INPUT MATERIAL:
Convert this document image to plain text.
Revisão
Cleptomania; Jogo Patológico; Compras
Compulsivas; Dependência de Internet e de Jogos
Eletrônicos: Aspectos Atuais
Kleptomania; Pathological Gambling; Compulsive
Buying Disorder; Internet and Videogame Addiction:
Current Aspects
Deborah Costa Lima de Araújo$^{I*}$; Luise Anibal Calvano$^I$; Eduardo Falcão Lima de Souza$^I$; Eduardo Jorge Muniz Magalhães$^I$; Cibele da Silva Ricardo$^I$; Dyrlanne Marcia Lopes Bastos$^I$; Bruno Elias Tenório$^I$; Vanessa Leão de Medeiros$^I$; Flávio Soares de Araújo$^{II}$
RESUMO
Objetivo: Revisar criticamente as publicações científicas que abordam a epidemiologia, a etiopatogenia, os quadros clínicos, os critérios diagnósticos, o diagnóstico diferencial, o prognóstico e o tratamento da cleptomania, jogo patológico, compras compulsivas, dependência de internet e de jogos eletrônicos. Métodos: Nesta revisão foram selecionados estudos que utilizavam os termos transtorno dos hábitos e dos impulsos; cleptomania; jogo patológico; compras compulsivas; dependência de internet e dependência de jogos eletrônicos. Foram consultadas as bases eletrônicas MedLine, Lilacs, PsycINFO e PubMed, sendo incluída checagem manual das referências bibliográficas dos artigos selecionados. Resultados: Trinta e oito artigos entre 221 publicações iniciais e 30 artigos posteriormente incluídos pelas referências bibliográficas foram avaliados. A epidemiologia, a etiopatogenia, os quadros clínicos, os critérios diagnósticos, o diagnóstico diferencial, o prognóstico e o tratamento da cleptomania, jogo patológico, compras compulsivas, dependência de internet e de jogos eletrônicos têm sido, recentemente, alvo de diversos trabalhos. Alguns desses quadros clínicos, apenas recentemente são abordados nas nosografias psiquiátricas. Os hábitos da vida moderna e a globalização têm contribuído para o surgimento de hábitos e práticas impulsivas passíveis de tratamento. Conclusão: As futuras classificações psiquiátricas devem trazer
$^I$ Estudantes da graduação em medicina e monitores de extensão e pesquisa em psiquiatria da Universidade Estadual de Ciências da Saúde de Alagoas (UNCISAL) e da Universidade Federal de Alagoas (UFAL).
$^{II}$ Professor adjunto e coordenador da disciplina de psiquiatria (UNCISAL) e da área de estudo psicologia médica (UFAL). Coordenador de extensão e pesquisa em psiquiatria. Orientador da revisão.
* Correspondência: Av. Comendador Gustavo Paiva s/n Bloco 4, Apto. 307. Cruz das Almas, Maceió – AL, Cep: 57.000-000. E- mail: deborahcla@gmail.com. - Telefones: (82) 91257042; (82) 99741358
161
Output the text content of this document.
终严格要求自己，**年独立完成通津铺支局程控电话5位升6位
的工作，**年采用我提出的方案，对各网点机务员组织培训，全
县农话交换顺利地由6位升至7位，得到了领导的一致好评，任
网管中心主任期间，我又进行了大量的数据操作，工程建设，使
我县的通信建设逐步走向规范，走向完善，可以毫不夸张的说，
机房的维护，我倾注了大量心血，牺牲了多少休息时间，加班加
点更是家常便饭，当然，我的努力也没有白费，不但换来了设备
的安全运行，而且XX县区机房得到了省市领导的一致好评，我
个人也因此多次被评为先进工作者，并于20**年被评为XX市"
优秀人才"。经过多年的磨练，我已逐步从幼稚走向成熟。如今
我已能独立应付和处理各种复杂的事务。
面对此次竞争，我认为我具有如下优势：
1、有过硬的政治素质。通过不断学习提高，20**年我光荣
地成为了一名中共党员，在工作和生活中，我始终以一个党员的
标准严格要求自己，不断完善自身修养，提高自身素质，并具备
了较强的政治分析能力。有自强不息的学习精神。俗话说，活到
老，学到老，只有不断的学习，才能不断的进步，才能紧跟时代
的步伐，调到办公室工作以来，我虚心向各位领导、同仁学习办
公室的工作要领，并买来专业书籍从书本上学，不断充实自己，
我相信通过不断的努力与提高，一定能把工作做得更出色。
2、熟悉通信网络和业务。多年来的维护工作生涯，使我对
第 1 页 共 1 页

TASK TO CARRY OUT:
Reproduce the listing above verbatim, from first line to last.

OUTPUT FOR THIS TASK:
Convert this document image to plain text.
Revisão
Cleptomania; Jogo Patológico; Compras
Compulsivas; Dependência de Internet e de Jogos
Eletrônicos: Aspectos Atuais
Kleptomania; Pathological Gambling; Compulsive
Buying Disorder; Internet and Videogame Addiction:
Current Aspects
Deborah Costa Lima de Araújo$^{I*}$; Luise Anibal Calvano$^I$; Eduardo Falcão Lima de Souza$^I$; Eduardo Jorge Muniz Magalhães$^I$; Cibele da Silva Ricardo$^I$; Dyrlanne Marcia Lopes Bastos$^I$; Bruno Elias Tenório$^I$; Vanessa Leão de Medeiros$^I$; Flávio Soares de Araújo$^{II}$
RESUMO
Objetivo: Revisar criticamente as publicações científicas que abordam a epidemiologia, a etiopatogenia, os quadros clínicos, os critérios diagnósticos, o diagnóstico diferencial, o prognóstico e o tratamento da cleptomania, jogo patológico, compras compulsivas, dependência de internet e de jogos eletrônicos. Métodos: Nesta revisão foram selecionados estudos que utilizavam os termos transtorno dos hábitos e dos impulsos; cleptomania; jogo patológico; compras compulsivas; dependência de internet e dependência de jogos eletrônicos. Foram consultadas as bases eletrônicas MedLine, Lilacs, PsycINFO e PubMed, sendo incluída checagem manual das referências bibliográficas dos artigos selecionados. Resultados: Trinta e oito artigos entre 221 publicações iniciais e 30 artigos posteriormente incluídos pelas referências bibliográficas foram avaliados. A epidemiologia, a etiopatogenia, os quadros clínicos, os critérios diagnósticos, o diagnóstico diferencial, o prognóstico e o tratamento da cleptomania, jogo patológico, compras compulsivas, dependência de internet e de jogos eletrônicos têm sido, recentemente, alvo de diversos trabalhos. Alguns desses quadros clínicos, apenas recentemente são abordados nas nosografias psiquiátricas. Os hábitos da vida moderna e a globalização têm contribuído para o surgimento de hábitos e práticas impulsivas passíveis de tratamento. Conclusão: As futuras classificações psiquiátricas devem trazer
$^I$ Estudantes da graduação em medicina e monitores de extensão e pesquisa em psiquiatria da Universidade Estadual de Ciências da Saúde de Alagoas (UNCISAL) e da Universidade Federal de Alagoas (UFAL).
$^{II}$ Professor adjunto e coordenador da disciplina de psiquiatria (UNCISAL) e da área de estudo psicologia médica (UFAL). Coordenador de extensão e pesquisa em psiquiatria. Orientador da revisão.
* Correspondência: Av. Comendador Gustavo Paiva s/n Bloco 4, Apto. 307. Cruz das Almas, Maceió – AL, Cep: 57.000-000. E- mail: deborahcla@gmail.com. - Telefones: (82) 91257042; (82) 99741358
161
Output the text content of this document.
终严格要求自己，**年独立完成通津铺支局程控电话5位升6位
的工作，**年采用我提出的方案，对各网点机务员组织培训，全
县农话交换顺利地由6位升至7位，得到了领导的一致好评，任
网管中心主任期间，我又进行了大量的数据操作，工程建设，使
我县的通信建设逐步走向规范，走向完善，可以毫不夸张的说，
机房的维护，我倾注了大量心血，牺牲了多少休息时间，加班加
点更是家常便饭，当然，我的努力也没有白费，不但换来了设备
的安全运行，而且XX县区机房得到了省市领导的一致好评，我
个人也因此多次被评为先进工作者，并于20**年被评为XX市"
优秀人才"。经过多年的磨练，我已逐步从幼稚走向成熟。如今
我已能独立应付和处理各种复杂的事务。
面对此次竞争，我认为我具有如下优势：
1、有过硬的政治素质。通过不断学习提高，20**年我光荣
地成为了一名中共党员，在工作和生活中，我始终以一个党员的
标准严格要求自己，不断完善自身修养，提高自身素质，并具备
了较强的政治分析能力。有自强不息的学习精神。俗话说，活到
老，学到老，只有不断的学习，才能不断的进步，才能紧跟时代
的步伐，调到办公室工作以来，我虚心向各位领导、同仁学习办
公室的工作要领，并买来专业书籍从书本上学，不断充实自己，
我相信通过不断的努力与提高，一定能把工作做得更出色。
2、熟悉通信网络和业务。多年来的维护工作生涯，使我对
第 1 页 共 1 页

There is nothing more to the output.